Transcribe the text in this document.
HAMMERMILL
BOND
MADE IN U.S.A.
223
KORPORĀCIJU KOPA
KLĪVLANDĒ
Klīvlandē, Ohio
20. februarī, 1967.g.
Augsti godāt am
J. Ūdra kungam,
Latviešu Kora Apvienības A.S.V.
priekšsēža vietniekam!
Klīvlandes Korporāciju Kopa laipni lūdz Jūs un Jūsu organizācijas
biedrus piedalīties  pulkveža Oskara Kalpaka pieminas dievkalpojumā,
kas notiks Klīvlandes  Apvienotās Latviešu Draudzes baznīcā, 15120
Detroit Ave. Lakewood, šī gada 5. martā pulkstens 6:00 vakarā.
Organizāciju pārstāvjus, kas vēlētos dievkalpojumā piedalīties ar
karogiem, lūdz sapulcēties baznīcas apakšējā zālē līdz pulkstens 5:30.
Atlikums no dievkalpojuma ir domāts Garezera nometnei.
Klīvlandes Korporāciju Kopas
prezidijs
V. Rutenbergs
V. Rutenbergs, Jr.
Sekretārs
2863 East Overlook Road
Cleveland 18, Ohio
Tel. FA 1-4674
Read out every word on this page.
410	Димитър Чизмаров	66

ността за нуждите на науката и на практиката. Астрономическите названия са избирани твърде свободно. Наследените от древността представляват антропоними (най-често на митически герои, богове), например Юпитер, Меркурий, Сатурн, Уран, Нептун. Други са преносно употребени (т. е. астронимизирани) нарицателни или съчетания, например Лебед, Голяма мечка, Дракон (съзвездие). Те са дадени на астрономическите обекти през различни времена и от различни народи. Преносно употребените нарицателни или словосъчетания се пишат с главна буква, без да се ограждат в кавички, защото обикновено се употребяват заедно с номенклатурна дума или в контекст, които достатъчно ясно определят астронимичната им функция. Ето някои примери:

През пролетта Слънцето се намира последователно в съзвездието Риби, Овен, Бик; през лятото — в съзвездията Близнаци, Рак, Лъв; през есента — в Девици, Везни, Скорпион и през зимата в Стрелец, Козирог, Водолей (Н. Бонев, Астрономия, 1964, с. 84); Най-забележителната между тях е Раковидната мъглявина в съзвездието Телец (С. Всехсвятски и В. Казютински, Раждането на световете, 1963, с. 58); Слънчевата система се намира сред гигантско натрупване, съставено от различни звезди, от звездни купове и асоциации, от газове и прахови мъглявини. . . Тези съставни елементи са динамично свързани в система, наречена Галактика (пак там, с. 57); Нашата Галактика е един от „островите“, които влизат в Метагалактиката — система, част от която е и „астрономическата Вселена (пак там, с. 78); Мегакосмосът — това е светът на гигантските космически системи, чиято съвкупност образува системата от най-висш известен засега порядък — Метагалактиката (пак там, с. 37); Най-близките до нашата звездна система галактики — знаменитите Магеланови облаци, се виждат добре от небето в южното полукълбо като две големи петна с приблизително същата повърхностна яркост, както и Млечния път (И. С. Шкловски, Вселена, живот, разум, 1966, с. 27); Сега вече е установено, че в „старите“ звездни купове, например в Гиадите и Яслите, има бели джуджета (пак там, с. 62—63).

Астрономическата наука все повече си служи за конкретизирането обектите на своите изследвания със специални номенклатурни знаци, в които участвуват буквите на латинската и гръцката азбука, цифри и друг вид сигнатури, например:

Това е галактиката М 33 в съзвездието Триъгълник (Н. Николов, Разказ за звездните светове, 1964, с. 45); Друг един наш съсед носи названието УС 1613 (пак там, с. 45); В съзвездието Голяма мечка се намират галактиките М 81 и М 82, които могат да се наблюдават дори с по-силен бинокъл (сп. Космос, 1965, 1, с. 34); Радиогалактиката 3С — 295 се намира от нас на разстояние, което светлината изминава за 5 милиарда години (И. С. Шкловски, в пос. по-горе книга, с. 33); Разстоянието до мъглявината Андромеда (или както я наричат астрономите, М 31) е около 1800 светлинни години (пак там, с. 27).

- - - - -

#### Work to complete
Write the whole listing out again. Keep every line exactly as it is.

#### Written reply
Transcribe the text in this document.
HAMMERMILL
BOND
MADE IN U.S.A.
223
KORPORĀCIJU KOPA
KLĪVLANDĒ
Klīvlandē, Ohio
20. februarī, 1967.g.
Augsti godāt am
J. Ūdra kungam,
Latviešu Kora Apvienības A.S.V.
priekšsēža vietniekam!
Klīvlandes Korporāciju Kopa laipni lūdz Jūs un Jūsu organizācijas
biedrus piedalīties  pulkveža Oskara Kalpaka pieminas dievkalpojumā,
kas notiks Klīvlandes  Apvienotās Latviešu Draudzes baznīcā, 15120
Detroit Ave. Lakewood, šī gada 5. martā pulkstens 6:00 vakarā.
Organizāciju pārstāvjus, kas vēlētos dievkalpojumā piedalīties ar
karogiem, lūdz sapulcēties baznīcas apakšējā zālē līdz pulkstens 5:30.
Atlikums no dievkalpojuma ir domāts Garezera nometnei.
Klīvlandes Korporāciju Kopas
prezidijs
V. Rutenbergs
V. Rutenbergs, Jr.
Sekretārs
2863 East Overlook Road
Cleveland 18, Ohio
Tel. FA 1-4674
Read out every word on this page.
410	Димитър Чизмаров	66

ността за нуждите на науката и на практиката. Астрономическите названия са избирани твърде свободно. Наследените от древността представляват антропоними (най-често на митически герои, богове), например Юпитер, Меркурий, Сатурн, Уран, Нептун. Други са преносно употребени (т. е. астронимизирани) нарицателни или съчетания, например Лебед, Голяма мечка, Дракон (съзвездие). Те са дадени на астрономическите обекти през различни времена и от различни народи. Преносно употребените нарицателни или словосъчетания се пишат с главна буква, без да се ограждат в кавички, защото обикновено се употребяват заедно с номенклатурна дума или в контекст, които достатъчно ясно определят астронимичната им функция. Ето някои примери:

През пролетта Слънцето се намира последователно в съзвездието Риби, Овен, Бик; през лятото — в съзвездията Близнаци, Рак, Лъв; през есента — в Девици, Везни, Скорпион и през зимата в Стрелец, Козирог, Водолей (Н. Бонев, Астрономия, 1964, с. 84); Най-забележителната между тях е Раковидната мъглявина в съзвездието Телец (С. Всехсвятски и В. Казютински, Раждането на световете, 1963, с. 58); Слънчевата система се намира сред гигантско натрупване, съставено от различни звезди, от звездни купове и асоциации, от газове и прахови мъглявини. . . Тези съставни елементи са динамично свързани в система, наречена Галактика (пак там, с. 57); Нашата Галактика е един от „островите“, които влизат в Метагалактиката — система, част от която е и „астрономическата Вселена (пак там, с. 78); Мегакосмосът — това е светът на гигантските космически системи, чиято съвкупност образува системата от най-висш известен засега порядък — Метагалактиката (пак там, с. 37); Най-близките до нашата звездна система галактики — знаменитите Магеланови облаци, се виждат добре от небето в южното полукълбо като две големи петна с приблизително същата повърхностна яркост, както и Млечния път (И. С. Шкловски, Вселена, живот, разум, 1966, с. 27); Сега вече е установено, че в „старите“ звездни купове, например в Гиадите и Яслите, има бели джуджета (пак там, с. 62—63).

Астрономическата наука все повече си служи за конкретизирането обектите на своите изследвания със специални номенклатурни знаци, в които участвуват буквите на латинската и гръцката азбука, цифри и друг вид сигнатури, например:

Това е галактиката М 33 в съзвездието Триъгълник (Н. Николов, Разказ за звездните светове, 1964, с. 45); Друг един наш съсед носи названието УС 1613 (пак там, с. 45); В съзвездието Голяма мечка се намират галактиките М 81 и М 82, които могат да се наблюдават дори с по-силен бинокъл (сп. Космос, 1965, 1, с. 34); Радиогалактиката 3С — 295 се намира от нас на разстояние, което светлината изминава за 5 милиарда години (И. С. Шкловски, в пос. по-горе книга, с. 33); Разстоянието до мъглявината Андромеда (или както я наричат астрономите, М 31) е около 1800 светлинни години (пак там, с. 27).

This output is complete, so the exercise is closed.